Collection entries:
• • • • •
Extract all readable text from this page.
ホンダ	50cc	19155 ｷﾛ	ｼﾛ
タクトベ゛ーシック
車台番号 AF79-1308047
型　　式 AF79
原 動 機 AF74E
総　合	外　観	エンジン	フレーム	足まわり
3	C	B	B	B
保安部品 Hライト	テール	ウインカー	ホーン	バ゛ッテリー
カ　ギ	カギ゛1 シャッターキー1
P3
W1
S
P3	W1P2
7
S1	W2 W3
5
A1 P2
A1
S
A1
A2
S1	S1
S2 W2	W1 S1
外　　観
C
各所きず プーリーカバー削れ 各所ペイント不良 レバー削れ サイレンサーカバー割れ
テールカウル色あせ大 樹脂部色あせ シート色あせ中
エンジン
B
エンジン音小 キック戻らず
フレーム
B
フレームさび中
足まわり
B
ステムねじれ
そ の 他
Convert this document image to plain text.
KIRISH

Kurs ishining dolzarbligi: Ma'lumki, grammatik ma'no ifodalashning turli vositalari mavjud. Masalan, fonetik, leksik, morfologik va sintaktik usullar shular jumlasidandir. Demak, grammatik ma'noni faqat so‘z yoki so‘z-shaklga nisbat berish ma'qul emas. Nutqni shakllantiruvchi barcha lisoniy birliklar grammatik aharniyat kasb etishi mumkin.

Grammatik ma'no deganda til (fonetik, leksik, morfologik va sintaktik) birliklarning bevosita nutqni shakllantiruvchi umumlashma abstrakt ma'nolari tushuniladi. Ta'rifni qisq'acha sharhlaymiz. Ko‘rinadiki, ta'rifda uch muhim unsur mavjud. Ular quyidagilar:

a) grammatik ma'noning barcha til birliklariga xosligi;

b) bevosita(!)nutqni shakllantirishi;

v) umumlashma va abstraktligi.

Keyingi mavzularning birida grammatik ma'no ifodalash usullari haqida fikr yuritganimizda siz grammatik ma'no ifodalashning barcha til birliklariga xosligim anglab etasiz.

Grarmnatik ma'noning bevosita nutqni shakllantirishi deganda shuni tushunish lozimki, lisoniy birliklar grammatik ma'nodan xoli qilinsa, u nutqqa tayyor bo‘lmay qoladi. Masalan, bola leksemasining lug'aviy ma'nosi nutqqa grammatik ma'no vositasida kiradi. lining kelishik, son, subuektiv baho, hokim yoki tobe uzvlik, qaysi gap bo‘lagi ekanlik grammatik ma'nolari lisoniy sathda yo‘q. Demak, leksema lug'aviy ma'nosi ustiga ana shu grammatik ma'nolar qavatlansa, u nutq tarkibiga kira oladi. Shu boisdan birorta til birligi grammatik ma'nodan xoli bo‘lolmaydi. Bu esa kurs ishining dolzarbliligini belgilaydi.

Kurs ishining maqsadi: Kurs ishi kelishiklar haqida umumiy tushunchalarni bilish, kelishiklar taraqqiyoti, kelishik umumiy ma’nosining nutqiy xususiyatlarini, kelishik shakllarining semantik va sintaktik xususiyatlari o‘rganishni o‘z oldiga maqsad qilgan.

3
• • • • •
### TASK STATEMENT
Look through the material above and pick out each line holding the word "umumlashma".

### SOLVED PROBLEM
Grammatik ma'no deganda til (fonetik, leksik, morfologik va sintaktik) birliklarning bevosita nutqni shakllantiruvchi umumlashma abstrakt ma'nolari tushuniladi. Ta'rifni qisq'acha sharhlaymiz. Ko‘rinadiki, ta'rifda uch muhim unsur mavjud. Ular quyidagilar:
v) umumlashma va abstraktligi.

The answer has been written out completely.